start Listed records

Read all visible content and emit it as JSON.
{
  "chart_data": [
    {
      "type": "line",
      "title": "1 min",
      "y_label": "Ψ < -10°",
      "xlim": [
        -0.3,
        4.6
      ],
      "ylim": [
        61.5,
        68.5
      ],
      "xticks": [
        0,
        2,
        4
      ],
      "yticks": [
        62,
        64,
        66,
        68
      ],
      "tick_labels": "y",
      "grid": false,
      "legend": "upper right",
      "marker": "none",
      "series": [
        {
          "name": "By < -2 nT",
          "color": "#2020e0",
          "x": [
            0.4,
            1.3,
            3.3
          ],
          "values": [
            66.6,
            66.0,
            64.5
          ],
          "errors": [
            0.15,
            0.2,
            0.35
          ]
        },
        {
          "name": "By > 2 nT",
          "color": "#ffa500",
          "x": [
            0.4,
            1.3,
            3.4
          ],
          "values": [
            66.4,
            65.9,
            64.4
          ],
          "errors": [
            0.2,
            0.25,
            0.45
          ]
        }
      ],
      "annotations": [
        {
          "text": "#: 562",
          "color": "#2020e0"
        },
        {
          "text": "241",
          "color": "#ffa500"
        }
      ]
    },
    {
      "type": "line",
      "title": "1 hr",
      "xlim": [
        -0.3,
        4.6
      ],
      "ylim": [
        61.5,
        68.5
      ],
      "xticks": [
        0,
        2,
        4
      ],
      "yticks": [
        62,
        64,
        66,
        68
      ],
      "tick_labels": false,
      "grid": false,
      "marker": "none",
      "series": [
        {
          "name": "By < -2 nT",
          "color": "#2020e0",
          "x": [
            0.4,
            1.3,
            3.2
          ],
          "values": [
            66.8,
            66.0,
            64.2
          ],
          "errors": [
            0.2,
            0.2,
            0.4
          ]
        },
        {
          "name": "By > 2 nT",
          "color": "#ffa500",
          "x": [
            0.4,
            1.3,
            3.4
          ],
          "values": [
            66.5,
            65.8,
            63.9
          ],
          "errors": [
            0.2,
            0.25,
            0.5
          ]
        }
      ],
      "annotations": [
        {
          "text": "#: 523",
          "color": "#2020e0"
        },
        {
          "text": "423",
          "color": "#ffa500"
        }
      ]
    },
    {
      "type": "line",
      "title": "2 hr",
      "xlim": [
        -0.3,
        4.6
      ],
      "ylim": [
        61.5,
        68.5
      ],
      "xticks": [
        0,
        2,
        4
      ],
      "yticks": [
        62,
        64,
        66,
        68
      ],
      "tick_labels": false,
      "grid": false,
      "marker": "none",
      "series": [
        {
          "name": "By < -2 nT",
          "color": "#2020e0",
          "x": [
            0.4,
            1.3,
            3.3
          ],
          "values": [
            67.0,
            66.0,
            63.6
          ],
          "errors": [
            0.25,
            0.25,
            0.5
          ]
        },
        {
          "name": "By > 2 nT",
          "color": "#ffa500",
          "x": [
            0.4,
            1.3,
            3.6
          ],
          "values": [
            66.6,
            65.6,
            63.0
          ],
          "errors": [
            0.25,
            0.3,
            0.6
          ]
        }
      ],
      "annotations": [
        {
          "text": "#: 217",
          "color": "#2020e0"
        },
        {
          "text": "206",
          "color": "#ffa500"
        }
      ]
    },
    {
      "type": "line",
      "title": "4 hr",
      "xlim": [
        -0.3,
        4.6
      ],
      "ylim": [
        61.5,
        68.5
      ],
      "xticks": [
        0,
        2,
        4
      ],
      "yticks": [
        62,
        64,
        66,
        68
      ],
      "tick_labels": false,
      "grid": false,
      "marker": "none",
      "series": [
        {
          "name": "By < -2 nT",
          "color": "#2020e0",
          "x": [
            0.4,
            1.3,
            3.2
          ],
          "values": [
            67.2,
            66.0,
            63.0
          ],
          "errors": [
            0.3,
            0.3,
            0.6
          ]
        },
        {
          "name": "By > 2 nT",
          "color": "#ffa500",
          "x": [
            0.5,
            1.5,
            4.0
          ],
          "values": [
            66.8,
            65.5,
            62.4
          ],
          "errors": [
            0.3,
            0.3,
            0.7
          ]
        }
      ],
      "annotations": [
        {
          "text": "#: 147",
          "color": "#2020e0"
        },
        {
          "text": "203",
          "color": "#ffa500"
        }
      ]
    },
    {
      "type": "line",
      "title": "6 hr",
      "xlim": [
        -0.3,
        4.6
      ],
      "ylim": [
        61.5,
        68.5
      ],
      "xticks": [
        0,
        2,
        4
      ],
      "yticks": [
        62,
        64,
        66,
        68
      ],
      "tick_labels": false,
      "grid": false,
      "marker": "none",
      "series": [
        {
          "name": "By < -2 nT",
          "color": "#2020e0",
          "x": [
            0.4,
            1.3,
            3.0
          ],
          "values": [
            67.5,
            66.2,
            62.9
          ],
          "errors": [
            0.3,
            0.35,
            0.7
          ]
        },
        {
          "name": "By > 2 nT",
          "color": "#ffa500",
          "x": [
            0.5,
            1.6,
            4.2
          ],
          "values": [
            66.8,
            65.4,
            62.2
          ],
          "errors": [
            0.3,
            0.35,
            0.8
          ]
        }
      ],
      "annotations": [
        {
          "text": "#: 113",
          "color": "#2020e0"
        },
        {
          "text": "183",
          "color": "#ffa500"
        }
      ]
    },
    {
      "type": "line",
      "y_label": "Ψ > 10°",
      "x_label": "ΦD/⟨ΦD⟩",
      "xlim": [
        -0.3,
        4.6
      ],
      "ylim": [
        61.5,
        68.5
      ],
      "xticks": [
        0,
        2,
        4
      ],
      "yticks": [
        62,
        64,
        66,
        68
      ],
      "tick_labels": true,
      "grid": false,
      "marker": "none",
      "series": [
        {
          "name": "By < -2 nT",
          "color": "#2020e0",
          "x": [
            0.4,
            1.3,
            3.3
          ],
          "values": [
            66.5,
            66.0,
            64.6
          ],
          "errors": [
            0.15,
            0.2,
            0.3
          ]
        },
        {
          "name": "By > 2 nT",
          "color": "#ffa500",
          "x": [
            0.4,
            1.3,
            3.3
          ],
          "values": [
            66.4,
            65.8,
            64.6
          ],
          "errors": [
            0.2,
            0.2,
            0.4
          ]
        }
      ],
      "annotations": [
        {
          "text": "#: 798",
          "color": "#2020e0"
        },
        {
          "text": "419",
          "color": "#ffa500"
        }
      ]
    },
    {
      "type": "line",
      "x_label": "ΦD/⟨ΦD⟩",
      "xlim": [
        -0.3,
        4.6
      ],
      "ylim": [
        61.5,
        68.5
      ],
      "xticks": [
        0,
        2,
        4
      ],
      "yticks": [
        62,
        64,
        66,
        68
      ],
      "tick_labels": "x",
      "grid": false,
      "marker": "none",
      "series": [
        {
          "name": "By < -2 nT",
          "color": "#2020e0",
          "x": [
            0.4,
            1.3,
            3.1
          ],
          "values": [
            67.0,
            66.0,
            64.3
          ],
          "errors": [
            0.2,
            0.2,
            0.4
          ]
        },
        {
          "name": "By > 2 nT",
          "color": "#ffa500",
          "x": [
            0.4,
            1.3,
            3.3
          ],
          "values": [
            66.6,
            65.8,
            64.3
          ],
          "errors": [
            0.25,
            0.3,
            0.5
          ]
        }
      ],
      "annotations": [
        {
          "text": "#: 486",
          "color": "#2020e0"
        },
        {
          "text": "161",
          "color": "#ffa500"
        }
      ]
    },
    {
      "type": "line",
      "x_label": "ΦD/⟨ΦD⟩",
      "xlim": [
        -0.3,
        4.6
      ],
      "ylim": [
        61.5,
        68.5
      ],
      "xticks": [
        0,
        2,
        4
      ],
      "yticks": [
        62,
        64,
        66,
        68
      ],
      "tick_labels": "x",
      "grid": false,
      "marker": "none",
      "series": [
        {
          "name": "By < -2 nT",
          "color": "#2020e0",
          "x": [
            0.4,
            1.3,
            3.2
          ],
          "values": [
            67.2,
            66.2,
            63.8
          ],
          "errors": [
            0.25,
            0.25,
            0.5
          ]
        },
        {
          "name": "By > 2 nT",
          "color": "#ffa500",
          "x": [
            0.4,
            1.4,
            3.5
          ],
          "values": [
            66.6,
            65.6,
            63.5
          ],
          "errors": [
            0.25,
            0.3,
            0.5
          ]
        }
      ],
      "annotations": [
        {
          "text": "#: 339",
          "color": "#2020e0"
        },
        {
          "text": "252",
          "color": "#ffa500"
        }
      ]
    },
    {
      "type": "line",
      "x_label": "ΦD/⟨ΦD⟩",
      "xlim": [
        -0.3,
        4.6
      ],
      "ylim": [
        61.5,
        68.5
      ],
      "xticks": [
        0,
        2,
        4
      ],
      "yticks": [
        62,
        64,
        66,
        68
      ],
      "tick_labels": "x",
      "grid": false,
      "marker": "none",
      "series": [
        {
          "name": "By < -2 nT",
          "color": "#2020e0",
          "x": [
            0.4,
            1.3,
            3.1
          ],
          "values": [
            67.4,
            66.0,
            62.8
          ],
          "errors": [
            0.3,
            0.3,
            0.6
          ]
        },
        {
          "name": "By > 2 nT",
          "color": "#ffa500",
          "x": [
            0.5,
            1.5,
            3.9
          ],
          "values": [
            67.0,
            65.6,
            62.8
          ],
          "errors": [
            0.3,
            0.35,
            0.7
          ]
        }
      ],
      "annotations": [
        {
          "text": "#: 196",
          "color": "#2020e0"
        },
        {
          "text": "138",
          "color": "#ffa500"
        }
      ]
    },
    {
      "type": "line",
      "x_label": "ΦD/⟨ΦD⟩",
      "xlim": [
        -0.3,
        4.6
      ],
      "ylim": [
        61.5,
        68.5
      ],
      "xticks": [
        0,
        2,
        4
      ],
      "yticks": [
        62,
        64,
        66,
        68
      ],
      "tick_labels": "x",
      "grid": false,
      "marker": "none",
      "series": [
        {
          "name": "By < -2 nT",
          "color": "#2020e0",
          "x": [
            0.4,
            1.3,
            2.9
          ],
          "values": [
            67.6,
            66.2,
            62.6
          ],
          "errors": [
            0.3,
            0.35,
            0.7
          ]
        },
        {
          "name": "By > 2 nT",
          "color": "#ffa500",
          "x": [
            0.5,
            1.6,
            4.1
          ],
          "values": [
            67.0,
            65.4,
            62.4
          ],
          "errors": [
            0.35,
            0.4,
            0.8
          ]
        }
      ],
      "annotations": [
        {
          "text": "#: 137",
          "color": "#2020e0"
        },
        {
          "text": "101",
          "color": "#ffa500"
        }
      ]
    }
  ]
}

end Listed records

* _Objective_
Lines in the records that hold the word "title" are to be counted; give only the total.

* _The output_
5